_Problem description_.
Leaving out the pictures, transcribe all of the records faithfully.

----

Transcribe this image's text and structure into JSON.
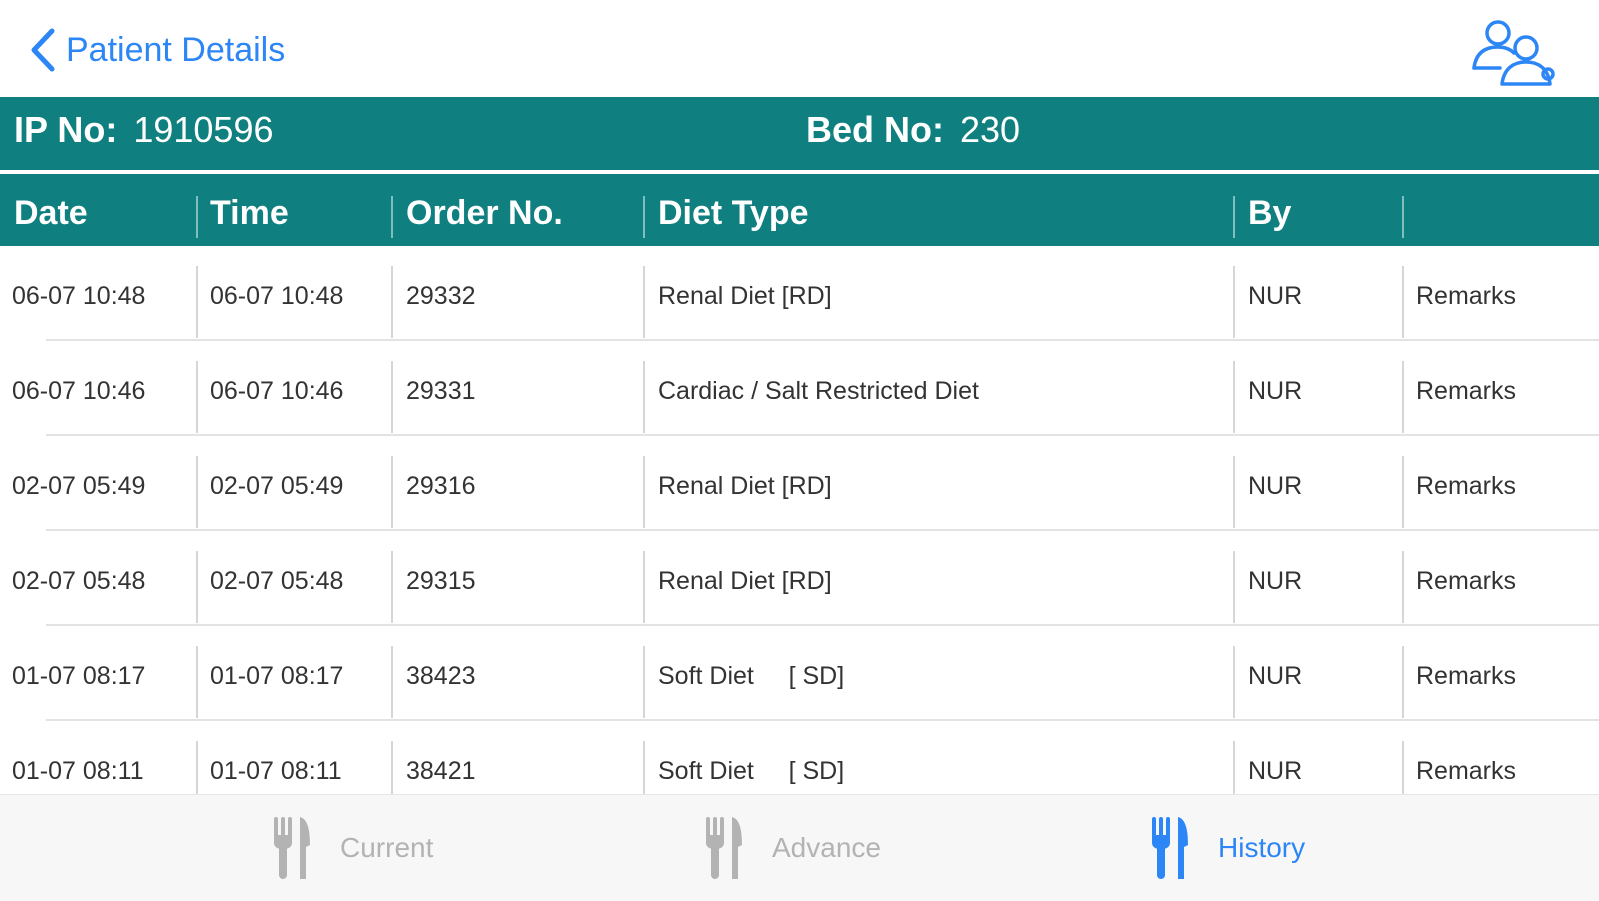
{
  "nav": {
    "back_label": "Patient Details"
  },
  "info": {
    "ip_label": "IP No:",
    "ip_value": "1910596",
    "bed_label": "Bed No:",
    "bed_value": "230"
  },
  "table": {
    "headers": [
      "Date",
      "Time",
      "Order No.",
      "Diet Type",
      "By",
      ""
    ],
    "rows": [
      {
        "date": "06-07 10:48",
        "time": "06-07 10:48",
        "order": "29332",
        "diet": "Renal Diet [RD]",
        "by": "NUR",
        "remarks": "Remarks"
      },
      {
        "date": "06-07 10:46",
        "time": "06-07 10:46",
        "order": "29331",
        "diet": "Cardiac / Salt Restricted Diet",
        "by": "NUR",
        "remarks": "Remarks"
      },
      {
        "date": "02-07 05:49",
        "time": "02-07 05:49",
        "order": "29316",
        "diet": "Renal Diet [RD]",
        "by": "NUR",
        "remarks": "Remarks"
      },
      {
        "date": "02-07 05:48",
        "time": "02-07 05:48",
        "order": "29315",
        "diet": "Renal Diet [RD]",
        "by": "NUR",
        "remarks": "Remarks"
      },
      {
        "date": "01-07 08:17",
        "time": "01-07 08:17",
        "order": "38423",
        "diet": "Soft Diet     [ SD]",
        "by": "NUR",
        "remarks": "Remarks"
      },
      {
        "date": "01-07 08:11",
        "time": "01-07 08:11",
        "order": "38421",
        "diet": "Soft Diet     [ SD]",
        "by": "NUR",
        "remarks": "Remarks"
      }
    ]
  },
  "tabs": [
    {
      "label": "Current",
      "icon": "fork-knife-icon",
      "active": false
    },
    {
      "label": "Advance",
      "icon": "fork-knife-icon",
      "active": false
    },
    {
      "label": "History",
      "icon": "fork-knife-icon",
      "active": true
    }
  ],
  "colors": {
    "accent": "#2d86f5",
    "header_bg": "#0f7f80",
    "inactive_tab": "#b3b3b3"
  }
}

----

_Answer to the exercise_.
Transcribe this image's text and structure into JSON.
{
  "nav": {
    "back_label": "Patient Details"
  },
  "info": {
    "ip_label": "IP No:",
    "ip_value": "1910596",
    "bed_label": "Bed No:",
    "bed_value": "230"
  },
  "table": {
    "headers": [
      "Date",
      "Time",
      "Order No.",
      "Diet Type",
      "By",
      ""
    ],
    "rows": [
      {
        "date": "06-07 10:48",
        "time": "06-07 10:48",
        "order": "29332",
        "diet": "Renal Diet [RD]",
        "by": "NUR",
        "remarks": "Remarks"
      },
      {
        "date": "06-07 10:46",
        "time": "06-07 10:46",
        "order": "29331",
        "diet": "Cardiac / Salt Restricted Diet",
        "by": "NUR",
        "remarks": "Remarks"
      },
      {
        "date": "02-07 05:49",
        "time": "02-07 05:49",
        "order": "29316",
        "diet": "Renal Diet [RD]",
        "by": "NUR",
        "remarks": "Remarks"
      },
      {
        "date": "02-07 05:48",
        "time": "02-07 05:48",
        "order": "29315",
        "diet": "Renal Diet [RD]",
        "by": "NUR",
        "remarks": "Remarks"
      },
      {
        "date": "01-07 08:17",
        "time": "01-07 08:17",
        "order": "38423",
        "diet": "Soft Diet     [ SD]",
        "by": "NUR",
        "remarks": "Remarks"
      },
      {
        "date": "01-07 08:11",
        "time": "01-07 08:11",
        "order": "38421",
        "diet": "Soft Diet     [ SD]",
        "by": "NUR",
        "remarks": "Remarks"
      }
    ]
  },
  "tabs": [
    {
      "label": "Current",
      "icon": "fork-knife-icon",
      "active": false
    },
    {
      "label": "Advance",
      "icon": "fork-knife-icon",
      "active": false
    },
    {
      "label": "History",
      "icon": "fork-knife-icon",
      "active": true
    }
  ],
  "colors": {
    "accent": "#2d86f5",
    "header_bg": "#0f7f80",
    "inactive_tab": "#b3b3b3"
  }
}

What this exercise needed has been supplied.